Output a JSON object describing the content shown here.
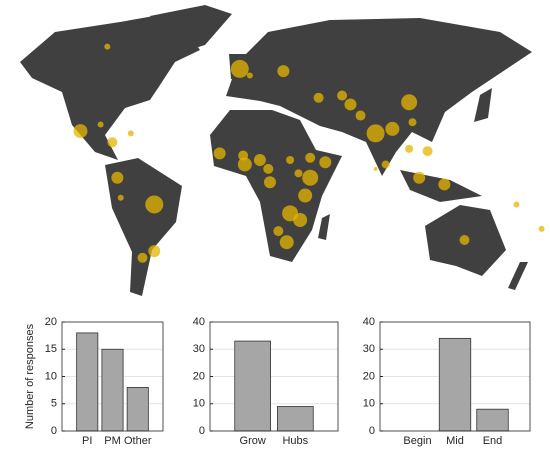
{
  "chart_data": [
    {
      "type": "bubble",
      "color": "#e6b400",
      "xlim": [
        -143,
        185
      ],
      "ylim": [
        -51,
        84
      ],
      "x": [
        -79,
        0,
        6,
        26,
        47,
        61,
        66,
        101,
        72,
        81,
        91,
        103,
        -95,
        -83,
        -76,
        -65,
        -73,
        -51,
        -71,
        -51,
        -58,
        -12,
        2,
        3,
        12,
        17,
        18,
        30,
        35,
        42,
        42,
        39,
        30,
        36,
        23,
        28,
        51,
        87,
        81,
        101,
        112,
        107,
        122,
        134,
        165,
        180
      ],
      "y": [
        63,
        53,
        50,
        52,
        40,
        41,
        37,
        38,
        32,
        24,
        26,
        29,
        25,
        28,
        20,
        24,
        4,
        -8,
        -5,
        -29,
        -32,
        15,
        14,
        10,
        12,
        8,
        2,
        12,
        6,
        13,
        4,
        -4,
        -12,
        -15,
        -20,
        -25,
        11,
        10,
        8,
        17,
        16,
        4,
        1,
        -24,
        -8,
        -19
      ],
      "sizes": [
        3,
        9,
        3,
        6,
        5,
        5,
        6,
        8,
        5,
        9,
        7,
        4,
        7,
        3,
        5,
        3,
        6,
        9,
        3,
        6,
        5,
        6,
        5,
        7,
        6,
        5,
        6,
        4,
        4,
        5,
        8,
        7,
        8,
        7,
        5,
        7,
        6,
        4,
        2,
        4,
        5,
        6,
        6,
        5,
        3,
        3
      ]
    },
    {
      "type": "bar",
      "categories": [
        "PI",
        "PM",
        "Other"
      ],
      "values": [
        18,
        15,
        8
      ],
      "color": "#a6a6a6",
      "ylim": [
        0,
        20
      ],
      "yticks": [
        0,
        5,
        10,
        15,
        20
      ],
      "ylabel": "Number of responses",
      "grid": true
    },
    {
      "type": "bar",
      "categories": [
        "Grow",
        "Hubs"
      ],
      "values": [
        33,
        9
      ],
      "color": "#a6a6a6",
      "ylim": [
        0,
        40
      ],
      "yticks": [
        0,
        10,
        20,
        30,
        40
      ],
      "grid": true
    },
    {
      "type": "bar",
      "categories": [
        "Begin",
        "Mid",
        "End"
      ],
      "values": [
        0,
        34,
        8
      ],
      "color": "#a6a6a6",
      "ylim": [
        0,
        40
      ],
      "yticks": [
        0,
        10,
        20,
        30,
        40
      ],
      "grid": true
    }
  ]
}
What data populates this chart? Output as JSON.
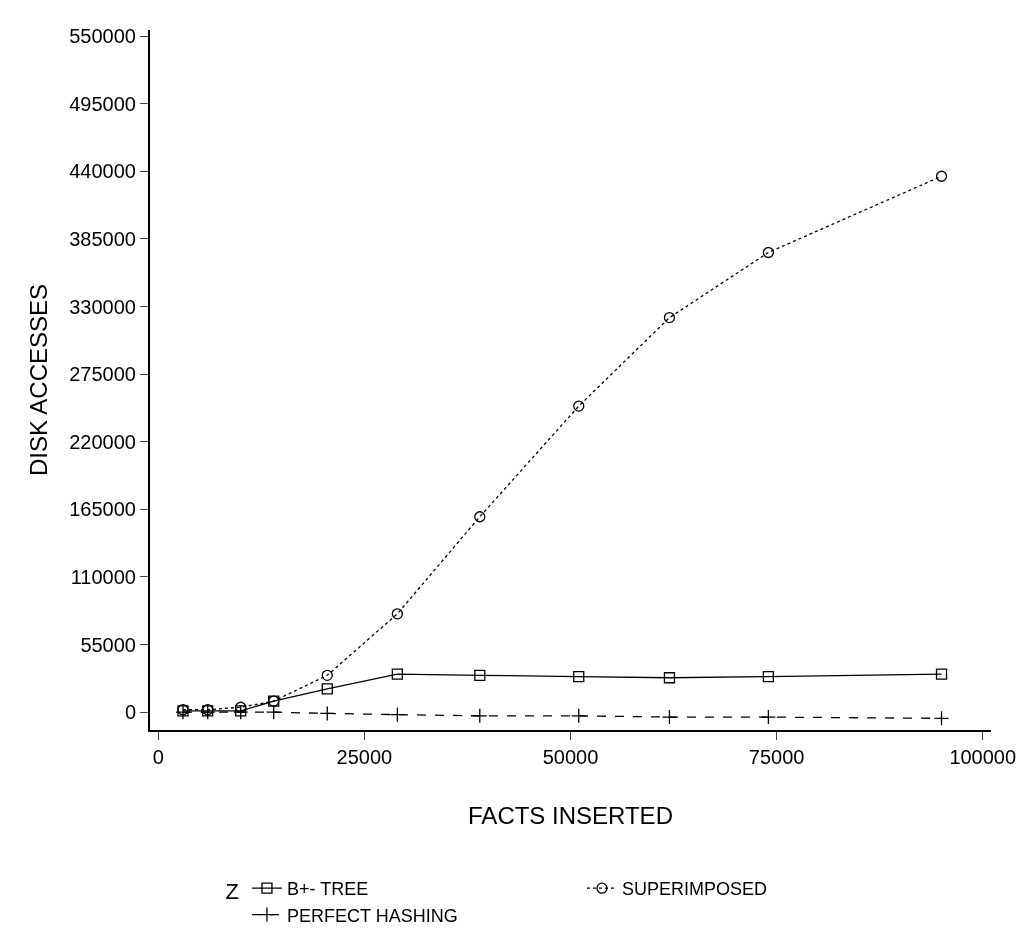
{
  "chart_data": {
    "type": "line",
    "xlabel": "FACTS INSERTED",
    "ylabel": "DISK ACCESSES",
    "legend_title": "Z",
    "x": [
      3000,
      6000,
      10000,
      14000,
      20500,
      29000,
      39000,
      51000,
      62000,
      74000,
      95000
    ],
    "series": [
      {
        "name": "B+- TREE",
        "color": "#000000",
        "marker": "square",
        "line_style": "solid",
        "values": [
          1000,
          1000,
          1000,
          9000,
          19000,
          31000,
          30000,
          29000,
          28000,
          29000,
          31000
        ]
      },
      {
        "name": "SUPERIMPOSED",
        "color": "#000000",
        "marker": "circle",
        "line_style": "dotted",
        "values": [
          2000,
          2000,
          4000,
          9000,
          30000,
          80000,
          159000,
          249000,
          321000,
          374000,
          436000
        ]
      },
      {
        "name": "PERFECT HASHING",
        "color": "#000000",
        "marker": "cross",
        "line_style": "dashed",
        "values": [
          0,
          0,
          0,
          0,
          -1000,
          -2000,
          -3000,
          -3000,
          -4000,
          -4000,
          -5000
        ]
      }
    ],
    "xlim": [
      -1000,
      101000
    ],
    "xticks": [
      0,
      25000,
      50000,
      75000,
      100000
    ],
    "ylim": [
      -14500,
      555000
    ],
    "yticks": [
      0,
      55000,
      110000,
      165000,
      220000,
      275000,
      330000,
      385000,
      440000,
      495000,
      550000
    ],
    "legend": "bottom"
  }
}
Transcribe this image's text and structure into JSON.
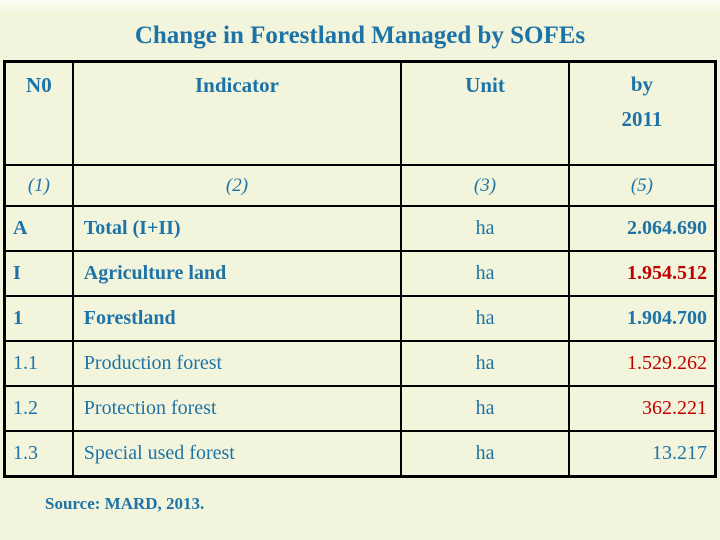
{
  "title": "Change in Forestland Managed by SOFEs",
  "source": "Source: MARD, 2013.",
  "colors": {
    "accent": "#1d73a7",
    "value_red": "#c00000",
    "slide_background": "#f2f5dc",
    "table_border": "#000000"
  },
  "table": {
    "header": {
      "no": "N0",
      "indicator": "Indicator",
      "unit": "Unit",
      "by": "by",
      "by_year": "2011"
    },
    "subheader": {
      "no": "(1)",
      "indicator": "(2)",
      "unit": "(3)",
      "by": "(5)"
    },
    "rows": [
      {
        "no": "A",
        "indicator": "Total (I+II)",
        "unit": "ha",
        "value": "2.064.690"
      },
      {
        "no": "I",
        "indicator": "Agriculture land",
        "unit": "ha",
        "value": "1.954.512"
      },
      {
        "no": "1",
        "indicator": "Forestland",
        "unit": "ha",
        "value": "1.904.700"
      },
      {
        "no": "1.1",
        "indicator": "Production forest",
        "unit": "ha",
        "value": "1.529.262"
      },
      {
        "no": "1.2",
        "indicator": "Protection forest",
        "unit": "ha",
        "value": "362.221"
      },
      {
        "no": "1.3",
        "indicator": "Special used forest",
        "unit": "ha",
        "value": "13.217"
      }
    ]
  }
}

Exercise prompt
Only the number is wanted: how many lines of the material above include the word "ylabel"?

Output of the task
2